>> Start TASK INPUTS

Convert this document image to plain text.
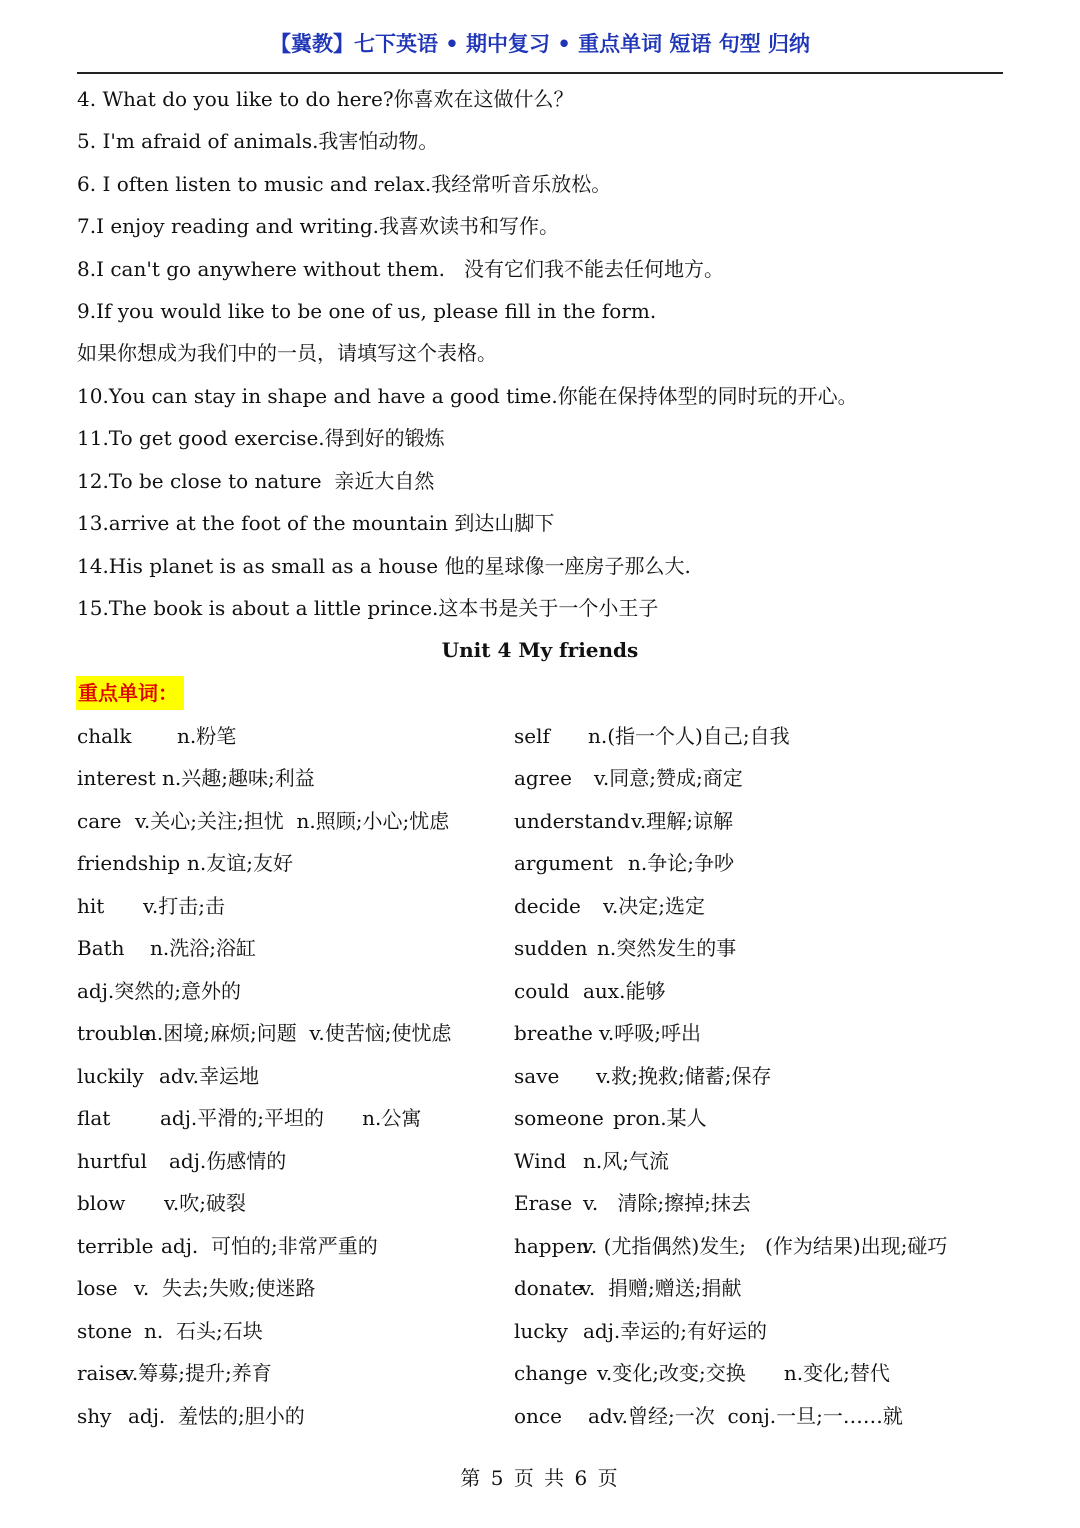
【冀教】七下英语 • 期中复习 • 重点单词 短语 句型 归纳
4. What do you like to do here?你喜欢在这做什么？
5. I'm afraid of animals.我害怕动物。
6. I often listen to music and relax.我经常听音乐放松。
7.I enjoy reading and writing.我喜欢读书和写作。
8.I can't go anywhere without them.   没有它们我不能去任何地方。
9.If you would like to be one of us, please fill in the form.
如果你想成为我们中的一员，请填写这个表格。
10.You can stay in shape and have a good time.你能在保持体型的同时玩的开心。
11.To get good exercise.得到好的锻炼
12.To be close to nature  亲近大自然
13.arrive at the foot of the mountain 到达山脚下
14.His planet is as small as a house 他的星球像一座房子那么大.
15.The book is about a little prince.这本书是关于一个小王子
Unit 4 My friends
重点单词：
chalk n.粉笔
interest n.兴趣;趣味;利益
care v.关心;关注;担忧  n.照顾;小心;忧虑
friendship n.友谊;友好
hit v.打击;击
Bath n.洗浴;浴缸
adj.突然的;意外的
troublen.困境;麻烦;问题  v.使苦恼;使忧虑
luckily adv.幸运地
flat adj.平滑的;平坦的      n.公寓
hurtful adj.伤感情的
blow v.吹;破裂
terrible adj.  可怕的;非常严重的
lose v.  失去;失败;使迷路
stone n.  石头;石块
raisev.筹募;提升;养育
shy adj.  羞怯的;胆小的
self n.(指一个人)自己;自我
agree v.同意;赞成;商定
understandv.理解;谅解
argument n.争论;争吵
decide v.决定;选定
sudden n.突然发生的事
could aux.能够
breathe v.呼吸;呼出
save v.救;挽救;储蓄;保存
someone pron.某人
Wind n.风;气流
Erase v.   清除;擦掉;抹去
happenv. (尤指偶然)发生;   (作为结果)出现;碰巧
donatev.  捐赠;赠送;捐献
lucky adj.幸运的;有好运的
change v.变化;改变;交换      n.变化;替代
once adv.曾经;一次  conj.一旦;一……就
第 5 页 共 6 页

>> End TASK INPUTS

- WHAT YOU HAVE TO DO: Pictures are not part of the copy; reproduce everything else in the records exactly.

- ANSWER TO THIS EXERCISE:
Convert this document image to plain text.
【冀教】七下英语 • 期中复习 • 重点单词 短语 句型 归纳
4. What do you like to do here?你喜欢在这做什么？
5. I'm afraid of animals.我害怕动物。
6. I often listen to music and relax.我经常听音乐放松。
7.I enjoy reading and writing.我喜欢读书和写作。
8.I can't go anywhere without them.   没有它们我不能去任何地方。
9.If you would like to be one of us, please fill in the form.
如果你想成为我们中的一员，请填写这个表格。
10.You can stay in shape and have a good time.你能在保持体型的同时玩的开心。
11.To get good exercise.得到好的锻炼
12.To be close to nature  亲近大自然
13.arrive at the foot of the mountain 到达山脚下
14.His planet is as small as a house 他的星球像一座房子那么大.
15.The book is about a little prince.这本书是关于一个小王子
Unit 4 My friends
重点单词：
chalk n.粉笔
interest n.兴趣;趣味;利益
care v.关心;关注;担忧  n.照顾;小心;忧虑
friendship n.友谊;友好
hit v.打击;击
Bath n.洗浴;浴缸
adj.突然的;意外的
troublen.困境;麻烦;问题  v.使苦恼;使忧虑
luckily adv.幸运地
flat adj.平滑的;平坦的      n.公寓
hurtful adj.伤感情的
blow v.吹;破裂
terrible adj.  可怕的;非常严重的
lose v.  失去;失败;使迷路
stone n.  石头;石块
raisev.筹募;提升;养育
shy adj.  羞怯的;胆小的
self n.(指一个人)自己;自我
agree v.同意;赞成;商定
understandv.理解;谅解
argument n.争论;争吵
decide v.决定;选定
sudden n.突然发生的事
could aux.能够
breathe v.呼吸;呼出
save v.救;挽救;储蓄;保存
someone pron.某人
Wind n.风;气流
Erase v.   清除;擦掉;抹去
happenv. (尤指偶然)发生;   (作为结果)出现;碰巧
donatev.  捐赠;赠送;捐献
lucky adj.幸运的;有好运的
change v.变化;改变;交换      n.变化;替代
once adv.曾经;一次  conj.一旦;一……就
第 5 页 共 6 页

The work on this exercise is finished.